**Written exercise**
Output the part of the items that opens with the line containing "- x-axis: 0" and closes with the final line, both ends included, as a JSON list of strings with one string per line and blank lines left out.

**Input for this task**
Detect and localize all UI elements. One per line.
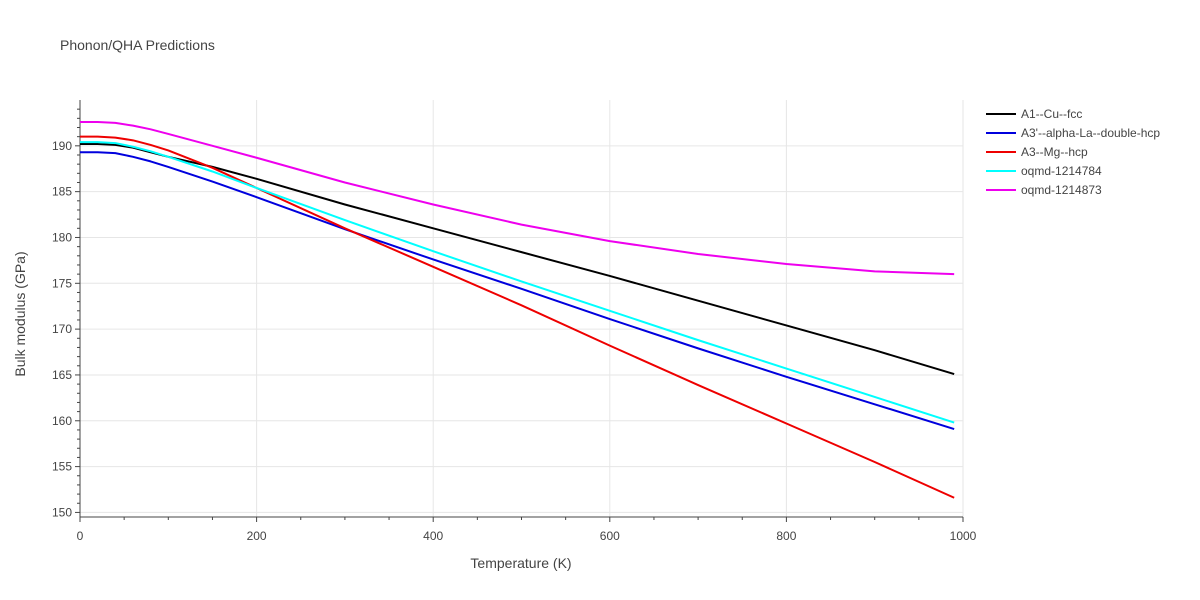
- x-axis: 0 200 400 600 800 1000: [77, 516, 977, 543]
- legend-item-2[interactable]: A3--Mg--hcp: [986, 145, 1088, 159]
- y-tick-label: 175: [52, 276, 72, 290]
- y-tick-label: 170: [52, 322, 72, 336]
- y-tick-label: 155: [52, 460, 72, 474]
- legend-label: oqmd-1214784: [1021, 164, 1102, 178]
- y-tick-label: 180: [52, 230, 72, 244]
- x-tick-label: 0: [77, 529, 84, 543]
- series-line-2[interactable]: [80, 135, 955, 499]
- legend-item-1[interactable]: A3'--alpha-La--double-hcp: [986, 126, 1160, 140]
- legend-item-0[interactable]: A1--Cu--fcc: [986, 107, 1082, 121]
- series-line-1[interactable]: [80, 151, 955, 430]
- legend-item-4[interactable]: oqmd-1214873: [986, 183, 1102, 197]
- x-tick-label: 400: [423, 529, 443, 543]
- legend-label: oqmd-1214873: [1021, 183, 1102, 197]
- y-tick-label: 185: [52, 185, 72, 199]
- legend-label: A1--Cu--fcc: [1021, 107, 1082, 121]
- series-line-4[interactable]: [80, 121, 955, 276]
- y-tick-label: 160: [52, 414, 72, 428]
- x-tick-label: 800: [776, 529, 796, 543]
- x-tick-label: 1000: [950, 529, 977, 543]
- legend[interactable]: A1--Cu--fcc A3'--alpha-La--double-hcp A3--…: [986, 107, 1160, 197]
- x-tick-label: 600: [600, 529, 620, 543]
- legend-item-3[interactable]: oqmd-1214784: [986, 164, 1102, 178]
- grid: [80, 100, 964, 517]
- plot-area: [80, 121, 955, 499]
- y-axis-label: Bulk modulus (GPa): [12, 251, 28, 376]
- y-tick-label: 150: [52, 505, 72, 519]
- legend-label: A3'--alpha-La--double-hcp: [1021, 126, 1160, 140]
- x-axis-label: Temperature (K): [470, 555, 571, 571]
- y-axis: 150 155 160 165 170 175 180 185 190: [52, 100, 81, 519]
- x-tick-label: 200: [247, 529, 267, 543]
- series-line-0[interactable]: [80, 142, 955, 375]
- y-tick-label: 190: [52, 139, 72, 153]
- legend-label: A3--Mg--hcp: [1021, 145, 1088, 159]
- chart-title: Phonon/QHA Predictions: [60, 37, 215, 53]
- series-line-3[interactable]: [80, 141, 955, 424]
- y-tick-label: 165: [52, 368, 72, 382]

**Output for this task**
[
  "- x-axis: 0 200 400 600 800 1000: [77, 516, 977, 543]",
  "- legend-item-2[interactable]: A3--Mg--hcp: [986, 145, 1088, 159]",
  "- y-tick-label: 175: [52, 276, 72, 290]",
  "- y-tick-label: 170: [52, 322, 72, 336]",
  "- y-tick-label: 155: [52, 460, 72, 474]",
  "- legend-label: oqmd-1214784: [1021, 164, 1102, 178]",
  "- y-tick-label: 180: [52, 230, 72, 244]",
  "- x-tick-label: 0: [77, 529, 84, 543]",
  "- series-line-2[interactable]: [80, 135, 955, 499]",
  "- legend-item-1[interactable]: A3'--alpha-La--double-hcp: [986, 126, 1160, 140]",
  "- legend-item-0[interactable]: A1--Cu--fcc: [986, 107, 1082, 121]",
  "- series-line-1[interactable]: [80, 151, 955, 430]",
  "- legend-item-4[interactable]: oqmd-1214873: [986, 183, 1102, 197]",
  "- x-tick-label: 400: [423, 529, 443, 543]",
  "- legend-label: oqmd-1214873: [1021, 183, 1102, 197]",
  "- y-tick-label: 185: [52, 185, 72, 199]",
  "- legend-label: A1--Cu--fcc: [1021, 107, 1082, 121]",
  "- series-line-4[interactable]: [80, 121, 955, 276]",
  "- y-tick-label: 160: [52, 414, 72, 428]",
  "- x-tick-label: 800: [776, 529, 796, 543]",
  "- x-tick-label: 1000: [950, 529, 977, 543]",
  "- legend[interactable]: A1--Cu--fcc A3'--alpha-La--double-hcp A3--…: [986, 107, 1160, 197]",
  "- x-tick-label: 600: [600, 529, 620, 543]",
  "- legend-item-3[interactable]: oqmd-1214784: [986, 164, 1102, 178]",
  "- grid: [80, 100, 964, 517]",
  "- plot-area: [80, 121, 955, 499]",
  "- y-axis-label: Bulk modulus (GPa): [12, 251, 28, 376]",
  "- y-tick-label: 150: [52, 505, 72, 519]",
  "- legend-label: A3'--alpha-La--double-hcp: [1021, 126, 1160, 140]",
  "- x-axis-label: Temperature (K): [470, 555, 571, 571]",
  "- y-axis: 150 155 160 165 170 175 180 185 190: [52, 100, 81, 519]",
  "- x-tick-label: 200: [247, 529, 267, 543]",
  "- series-line-0[interactable]: [80, 142, 955, 375]",
  "- y-tick-label: 190: [52, 139, 72, 153]",
  "- legend-label: A3--Mg--hcp: [1021, 145, 1088, 159]",
  "- chart-title: Phonon/QHA Predictions: [60, 37, 215, 53]",
  "- series-line-3[interactable]: [80, 141, 955, 424]",
  "- y-tick-label: 165: [52, 368, 72, 382]"
]